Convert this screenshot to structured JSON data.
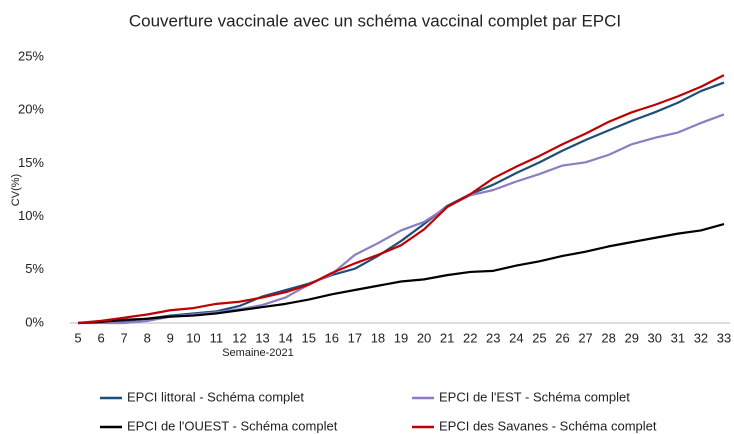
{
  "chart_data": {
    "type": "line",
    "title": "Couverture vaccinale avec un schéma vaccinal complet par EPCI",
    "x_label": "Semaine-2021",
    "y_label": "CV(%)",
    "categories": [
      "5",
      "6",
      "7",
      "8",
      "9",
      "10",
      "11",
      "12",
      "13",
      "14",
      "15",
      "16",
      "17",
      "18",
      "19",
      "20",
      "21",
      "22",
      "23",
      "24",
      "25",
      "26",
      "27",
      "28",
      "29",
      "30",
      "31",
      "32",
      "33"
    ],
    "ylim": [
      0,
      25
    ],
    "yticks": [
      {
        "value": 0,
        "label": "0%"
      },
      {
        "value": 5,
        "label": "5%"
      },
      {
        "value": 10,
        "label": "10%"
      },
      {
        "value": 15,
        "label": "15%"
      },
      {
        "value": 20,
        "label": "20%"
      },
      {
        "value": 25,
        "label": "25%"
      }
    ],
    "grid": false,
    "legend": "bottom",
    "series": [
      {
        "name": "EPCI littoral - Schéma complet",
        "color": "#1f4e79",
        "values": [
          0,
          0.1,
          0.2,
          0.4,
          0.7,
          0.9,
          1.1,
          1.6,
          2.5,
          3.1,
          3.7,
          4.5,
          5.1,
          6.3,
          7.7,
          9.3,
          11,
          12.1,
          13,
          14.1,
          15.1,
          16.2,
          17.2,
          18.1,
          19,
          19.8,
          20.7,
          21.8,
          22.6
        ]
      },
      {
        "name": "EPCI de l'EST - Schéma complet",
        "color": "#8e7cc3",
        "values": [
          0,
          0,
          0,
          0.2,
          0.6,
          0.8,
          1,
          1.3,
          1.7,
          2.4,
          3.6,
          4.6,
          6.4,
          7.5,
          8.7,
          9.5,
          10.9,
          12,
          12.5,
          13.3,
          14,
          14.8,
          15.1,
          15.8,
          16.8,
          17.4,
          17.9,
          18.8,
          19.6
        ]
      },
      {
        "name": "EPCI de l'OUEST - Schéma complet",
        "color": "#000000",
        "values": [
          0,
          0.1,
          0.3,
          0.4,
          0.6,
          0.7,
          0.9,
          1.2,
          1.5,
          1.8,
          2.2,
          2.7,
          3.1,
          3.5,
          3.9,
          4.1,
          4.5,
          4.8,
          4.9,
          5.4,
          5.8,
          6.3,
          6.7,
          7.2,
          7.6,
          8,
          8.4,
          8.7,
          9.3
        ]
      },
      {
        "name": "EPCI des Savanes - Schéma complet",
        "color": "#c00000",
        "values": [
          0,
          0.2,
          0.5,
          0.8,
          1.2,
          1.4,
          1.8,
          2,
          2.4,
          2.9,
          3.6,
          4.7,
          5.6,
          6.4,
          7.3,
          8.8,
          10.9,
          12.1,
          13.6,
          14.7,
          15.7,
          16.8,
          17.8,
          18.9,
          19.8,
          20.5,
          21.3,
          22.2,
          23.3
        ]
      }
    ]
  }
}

» **EXERCISE INSTRUCTIONS**
Which lines above hold the word "color"? Copy each of them.

» **EXERCISE RESPONSE**
        "color": "#1f4e79",
        "color": "#8e7cc3",
        "color": "#000000",
        "color": "#c00000",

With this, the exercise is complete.